> [Task to complete]
Every line below should be copied exactly; drop the pictures.

> [Page text entries]
- - -
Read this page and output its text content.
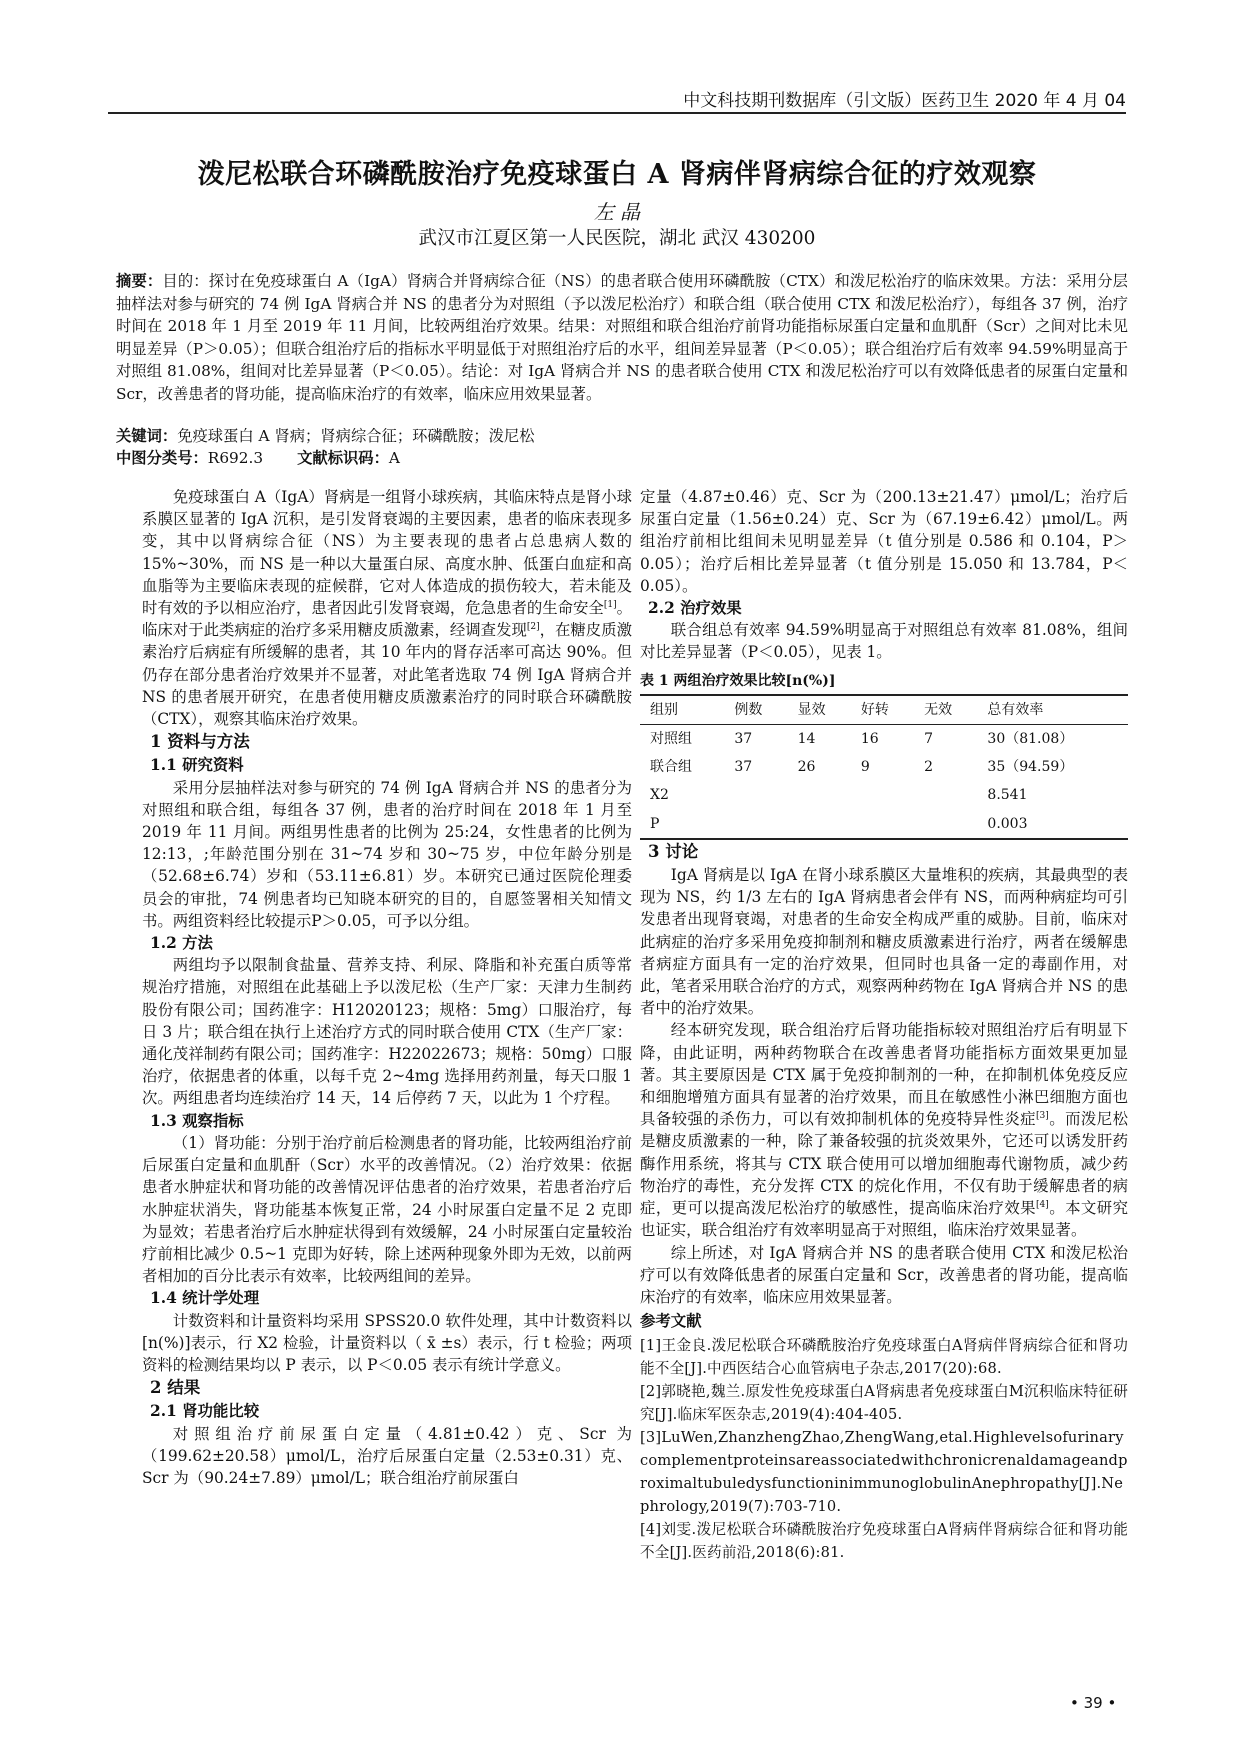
中文科技期刊数据库（引文版）医药卫生 2020 年 4 月 04
泼尼松联合环磷酰胺治疗免疫球蛋白 A 肾病伴肾病综合征的疗效观察
左 晶
武汉市江夏区第一人民医院，湖北 武汉 430200

摘要：目的：探讨在免疫球蛋白 A（IgA）肾病合并肾病综合征（NS）的患者联合使用环磷酰胺（CTX）和泼尼松治疗的临床效果。方法：采用分层抽样法对参与研究的 74 例 IgA 肾病合并 NS 的患者分为对照组（予以泼尼松治疗）和联合组（联合使用 CTX 和泼尼松治疗），每组各 37 例，治疗时间在 2018 年 1 月至 2019 年 11 月间，比较两组治疗效果。结果：对照组和联合组治疗前肾功能指标尿蛋白定量和血肌酐（Scr）之间对比未见明显差异（P＞0.05）；但联合组治疗后的指标水平明显低于对照组治疗后的水平，组间差异显著（P＜0.05）；联合组治疗后有效率 94.59%明显高于对照组 81.08%，组间对比差异显著（P＜0.05）。结论：对 IgA 肾病合并 NS 的患者联合使用 CTX 和泼尼松治疗可以有效降低患者的尿蛋白定量和 Scr，改善患者的肾功能，提高临床治疗的有效率，临床应用效果显著。

关键词：免疫球蛋白 A 肾病；肾病综合征；环磷酰胺；泼尼松

中图分类号：R692.3 文献标识码：A

免疫球蛋白 A（IgA）肾病是一组肾小球疾病，其临床特点是肾小球系膜区显著的 IgA 沉积，是引发肾衰竭的主要因素，患者的临床表现多变，其中以肾病综合征（NS）为主要表现的患者占总患病人数的 15%~30%，而 NS 是一种以大量蛋白尿、高度水肿、低蛋白血症和高血脂等为主要临床表现的症候群，它对人体造成的损伤较大，若未能及时有效的予以相应治疗，患者因此引发肾衰竭，危急患者的生命安全[1]。临床对于此类病症的治疗多采用糖皮质激素，经调查发现[2]，在糖皮质激素治疗后病症有所缓解的患者，其 10 年内的肾存活率可高达 90%。但仍存在部分患者治疗效果并不显著，对此笔者选取 74 例 IgA 肾病合并 NS 的患者展开研究，在患者使用糖皮质激素治疗的同时联合环磷酰胺（CTX），观察其临床治疗效果。

1 资料与方法

1.1 研究资料

采用分层抽样法对参与研究的 74 例 IgA 肾病合并 NS 的患者分为对照组和联合组，每组各 37 例，患者的治疗时间在 2018 年 1 月至 2019 年 11 月间。两组男性患者的比例为 25:24，女性患者的比例为 12:13，;年龄范围分别在 31~74 岁和 30~75 岁，中位年龄分别是（52.68±6.74）岁和（53.11±6.81）岁。本研究已通过医院伦理委员会的审批，74 例患者均已知晓本研究的目的，自愿签署相关知情文书。两组资料经比较提示P＞0.05，可予以分组。

1.2 方法

两组均予以限制食盐量、营养支持、利尿、降脂和补充蛋白质等常规治疗措施，对照组在此基础上予以泼尼松（生产厂家：天津力生制药股份有限公司；国药准字：H12020123；规格：5mg）口服治疗，每日 3 片；联合组在执行上述治疗方式的同时联合使用 CTX（生产厂家：通化茂祥制药有限公司；国药准字：H22022673；规格：50mg）口服治疗，依据患者的体重，以每千克 2~4mg 选择用药剂量，每天口服 1 次。两组患者均连续治疗 14 天，14 后停药 7 天，以此为 1 个疗程。

1.3 观察指标

（1）肾功能：分别于治疗前后检测患者的肾功能，比较两组治疗前后尿蛋白定量和血肌酐（Scr）水平的改善情况。（2）治疗效果：依据患者水肿症状和肾功能的改善情况评估患者的治疗效果，若患者治疗后水肿症状消失，肾功能基本恢复正常，24 小时尿蛋白定量不足 2 克即为显效；若患者治疗后水肿症状得到有效缓解，24 小时尿蛋白定量较治疗前相比减少 0.5~1 克即为好转，除上述两种现象外即为无效，以前两者相加的百分比表示有效率，比较两组间的差异。

1.4 统计学处理

计数资料和计量资料均采用 SPSS20.0 软件处理，其中计数资料以[n(%)]表示，行 X2 检验，计量资料以（ x̄ ±s）表示，行 t 检验；两项资料的检测结果均以 P 表示，以 P＜0.05 表示有统计学意义。

2 结果

2.1 肾功能比较

对照组治疗前尿蛋白定量（4.81±0.42）克、Scr 为（199.62±20.58）μmol/L，治疗后尿蛋白定量（2.53±0.31）克、Scr 为（90.24±7.89）μmol/L；联合组治疗前尿蛋白

定量（4.87±0.46）克、Scr 为（200.13±21.47）μmol/L；治疗后尿蛋白定量（1.56±0.24）克、Scr 为（67.19±6.42）μmol/L。两组治疗前相比组间未见明显差异（t 值分别是 0.586 和 0.104，P＞0.05）；治疗后相比差异显著（t 值分别是 15.050 和 13.784，P＜0.05）。

2.2 治疗效果

联合组总有效率 94.59%明显高于对照组总有效率 81.08%，组间对比差异显著（P＜0.05），见表 1。

表 1 两组治疗效果比较[n(%)]

组别	例数	显效	好转	无效	总有效率
对照组	37	14	16	7	30（81.08）
联合组	37	26	9	2	35（94.59）
X2					8.541
P					0.003

3 讨论

IgA 肾病是以 IgA 在肾小球系膜区大量堆积的疾病，其最典型的表现为 NS，约 1/3 左右的 IgA 肾病患者会伴有 NS，而两种病症均可引发患者出现肾衰竭，对患者的生命安全构成严重的威胁。目前，临床对此病症的治疗多采用免疫抑制剂和糖皮质激素进行治疗，两者在缓解患者病症方面具有一定的治疗效果，但同时也具备一定的毒副作用，对此，笔者采用联合治疗的方式，观察两种药物在 IgA 肾病合并 NS 的患者中的治疗效果。

经本研究发现，联合组治疗后肾功能指标较对照组治疗后有明显下降，由此证明，两种药物联合在改善患者肾功能指标方面效果更加显著。其主要原因是 CTX 属于免疫抑制剂的一种，在抑制机体免疫反应和细胞增殖方面具有显著的治疗效果，而且在敏感性小淋巴细胞方面也具备较强的杀伤力，可以有效抑制机体的免疫特异性炎症[3]。而泼尼松是糖皮质激素的一种，除了兼备较强的抗炎效果外，它还可以诱发肝药酶作用系统，将其与 CTX 联合使用可以增加细胞毒代谢物质，减少药物治疗的毒性，充分发挥 CTX 的烷化作用，不仅有助于缓解患者的病症，更可以提高泼尼松治疗的敏感性，提高临床治疗效果[4]。本文研究也证实，联合组治疗有效率明显高于对照组，临床治疗效果显著。

综上所述，对 IgA 肾病合并 NS 的患者联合使用 CTX 和泼尼松治疗可以有效降低患者的尿蛋白定量和 Scr，改善患者的肾功能，提高临床治疗的有效率，临床应用效果显著。

参考文献

[1]王金良.泼尼松联合环磷酰胺治疗免疫球蛋白A肾病伴肾病综合征和肾功能不全[J].中西医结合心血管病电子杂志,2017(20):68.

[2]郭晓艳,魏兰.原发性免疫球蛋白A肾病患者免疫球蛋白M沉积临床特征研究[J].临床军医杂志,2019(4):404-405.

[3]LuWen,ZhanzhengZhao,ZhengWang,etal.HighlevelsofurinarycomplementproteinsareassociatedwithchronicrenaldamageandproximaltubuledysfunctioninimmunoglobulinAnephropathy[J].Nephrology,2019(7):703-710.

[4]刘雯.泼尼松联合环磷酰胺治疗免疫球蛋白A肾病伴肾病综合征和肾功能不全[J].医药前沿,2018(6):81.

• 39 •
- - -
> [Answer box]
Read this page and output its text content.
中文科技期刊数据库（引文版）医药卫生 2020 年 4 月 04
泼尼松联合环磷酰胺治疗免疫球蛋白 A 肾病伴肾病综合征的疗效观察
左 晶
武汉市江夏区第一人民医院，湖北 武汉 430200

摘要：目的：探讨在免疫球蛋白 A（IgA）肾病合并肾病综合征（NS）的患者联合使用环磷酰胺（CTX）和泼尼松治疗的临床效果。方法：采用分层抽样法对参与研究的 74 例 IgA 肾病合并 NS 的患者分为对照组（予以泼尼松治疗）和联合组（联合使用 CTX 和泼尼松治疗），每组各 37 例，治疗时间在 2018 年 1 月至 2019 年 11 月间，比较两组治疗效果。结果：对照组和联合组治疗前肾功能指标尿蛋白定量和血肌酐（Scr）之间对比未见明显差异（P＞0.05）；但联合组治疗后的指标水平明显低于对照组治疗后的水平，组间差异显著（P＜0.05）；联合组治疗后有效率 94.59%明显高于对照组 81.08%，组间对比差异显著（P＜0.05）。结论：对 IgA 肾病合并 NS 的患者联合使用 CTX 和泼尼松治疗可以有效降低患者的尿蛋白定量和 Scr，改善患者的肾功能，提高临床治疗的有效率，临床应用效果显著。

关键词：免疫球蛋白 A 肾病；肾病综合征；环磷酰胺；泼尼松

中图分类号：R692.3 文献标识码：A

免疫球蛋白 A（IgA）肾病是一组肾小球疾病，其临床特点是肾小球系膜区显著的 IgA 沉积，是引发肾衰竭的主要因素，患者的临床表现多变，其中以肾病综合征（NS）为主要表现的患者占总患病人数的 15%~30%，而 NS 是一种以大量蛋白尿、高度水肿、低蛋白血症和高血脂等为主要临床表现的症候群，它对人体造成的损伤较大，若未能及时有效的予以相应治疗，患者因此引发肾衰竭，危急患者的生命安全[1]。临床对于此类病症的治疗多采用糖皮质激素，经调查发现[2]，在糖皮质激素治疗后病症有所缓解的患者，其 10 年内的肾存活率可高达 90%。但仍存在部分患者治疗效果并不显著，对此笔者选取 74 例 IgA 肾病合并 NS 的患者展开研究，在患者使用糖皮质激素治疗的同时联合环磷酰胺（CTX），观察其临床治疗效果。

1 资料与方法

1.1 研究资料

采用分层抽样法对参与研究的 74 例 IgA 肾病合并 NS 的患者分为对照组和联合组，每组各 37 例，患者的治疗时间在 2018 年 1 月至 2019 年 11 月间。两组男性患者的比例为 25:24，女性患者的比例为 12:13，;年龄范围分别在 31~74 岁和 30~75 岁，中位年龄分别是（52.68±6.74）岁和（53.11±6.81）岁。本研究已通过医院伦理委员会的审批，74 例患者均已知晓本研究的目的，自愿签署相关知情文书。两组资料经比较提示P＞0.05，可予以分组。

1.2 方法

两组均予以限制食盐量、营养支持、利尿、降脂和补充蛋白质等常规治疗措施，对照组在此基础上予以泼尼松（生产厂家：天津力生制药股份有限公司；国药准字：H12020123；规格：5mg）口服治疗，每日 3 片；联合组在执行上述治疗方式的同时联合使用 CTX（生产厂家：通化茂祥制药有限公司；国药准字：H22022673；规格：50mg）口服治疗，依据患者的体重，以每千克 2~4mg 选择用药剂量，每天口服 1 次。两组患者均连续治疗 14 天，14 后停药 7 天，以此为 1 个疗程。

1.3 观察指标

（1）肾功能：分别于治疗前后检测患者的肾功能，比较两组治疗前后尿蛋白定量和血肌酐（Scr）水平的改善情况。（2）治疗效果：依据患者水肿症状和肾功能的改善情况评估患者的治疗效果，若患者治疗后水肿症状消失，肾功能基本恢复正常，24 小时尿蛋白定量不足 2 克即为显效；若患者治疗后水肿症状得到有效缓解，24 小时尿蛋白定量较治疗前相比减少 0.5~1 克即为好转，除上述两种现象外即为无效，以前两者相加的百分比表示有效率，比较两组间的差异。

1.4 统计学处理

计数资料和计量资料均采用 SPSS20.0 软件处理，其中计数资料以[n(%)]表示，行 X2 检验，计量资料以（ x̄ ±s）表示，行 t 检验；两项资料的检测结果均以 P 表示，以 P＜0.05 表示有统计学意义。

2 结果

2.1 肾功能比较

对照组治疗前尿蛋白定量（4.81±0.42）克、Scr 为（199.62±20.58）μmol/L，治疗后尿蛋白定量（2.53±0.31）克、Scr 为（90.24±7.89）μmol/L；联合组治疗前尿蛋白

定量（4.87±0.46）克、Scr 为（200.13±21.47）μmol/L；治疗后尿蛋白定量（1.56±0.24）克、Scr 为（67.19±6.42）μmol/L。两组治疗前相比组间未见明显差异（t 值分别是 0.586 和 0.104，P＞0.05）；治疗后相比差异显著（t 值分别是 15.050 和 13.784，P＜0.05）。

2.2 治疗效果

联合组总有效率 94.59%明显高于对照组总有效率 81.08%，组间对比差异显著（P＜0.05），见表 1。

表 1 两组治疗效果比较[n(%)]

组别	例数	显效	好转	无效	总有效率
对照组	37	14	16	7	30（81.08）
联合组	37	26	9	2	35（94.59）
X2					8.541
P					0.003

3 讨论

IgA 肾病是以 IgA 在肾小球系膜区大量堆积的疾病，其最典型的表现为 NS，约 1/3 左右的 IgA 肾病患者会伴有 NS，而两种病症均可引发患者出现肾衰竭，对患者的生命安全构成严重的威胁。目前，临床对此病症的治疗多采用免疫抑制剂和糖皮质激素进行治疗，两者在缓解患者病症方面具有一定的治疗效果，但同时也具备一定的毒副作用，对此，笔者采用联合治疗的方式，观察两种药物在 IgA 肾病合并 NS 的患者中的治疗效果。

经本研究发现，联合组治疗后肾功能指标较对照组治疗后有明显下降，由此证明，两种药物联合在改善患者肾功能指标方面效果更加显著。其主要原因是 CTX 属于免疫抑制剂的一种，在抑制机体免疫反应和细胞增殖方面具有显著的治疗效果，而且在敏感性小淋巴细胞方面也具备较强的杀伤力，可以有效抑制机体的免疫特异性炎症[3]。而泼尼松是糖皮质激素的一种，除了兼备较强的抗炎效果外，它还可以诱发肝药酶作用系统，将其与 CTX 联合使用可以增加细胞毒代谢物质，减少药物治疗的毒性，充分发挥 CTX 的烷化作用，不仅有助于缓解患者的病症，更可以提高泼尼松治疗的敏感性，提高临床治疗效果[4]。本文研究也证实，联合组治疗有效率明显高于对照组，临床治疗效果显著。

综上所述，对 IgA 肾病合并 NS 的患者联合使用 CTX 和泼尼松治疗可以有效降低患者的尿蛋白定量和 Scr，改善患者的肾功能，提高临床治疗的有效率，临床应用效果显著。

参考文献

[1]王金良.泼尼松联合环磷酰胺治疗免疫球蛋白A肾病伴肾病综合征和肾功能不全[J].中西医结合心血管病电子杂志,2017(20):68.

[2]郭晓艳,魏兰.原发性免疫球蛋白A肾病患者免疫球蛋白M沉积临床特征研究[J].临床军医杂志,2019(4):404-405.

[3]LuWen,ZhanzhengZhao,ZhengWang,etal.HighlevelsofurinarycomplementproteinsareassociatedwithchronicrenaldamageandproximaltubuledysfunctioninimmunoglobulinAnephropathy[J].Nephrology,2019(7):703-710.

[4]刘雯.泼尼松联合环磷酰胺治疗免疫球蛋白A肾病伴肾病综合征和肾功能不全[J].医药前沿,2018(6):81.

• 39 •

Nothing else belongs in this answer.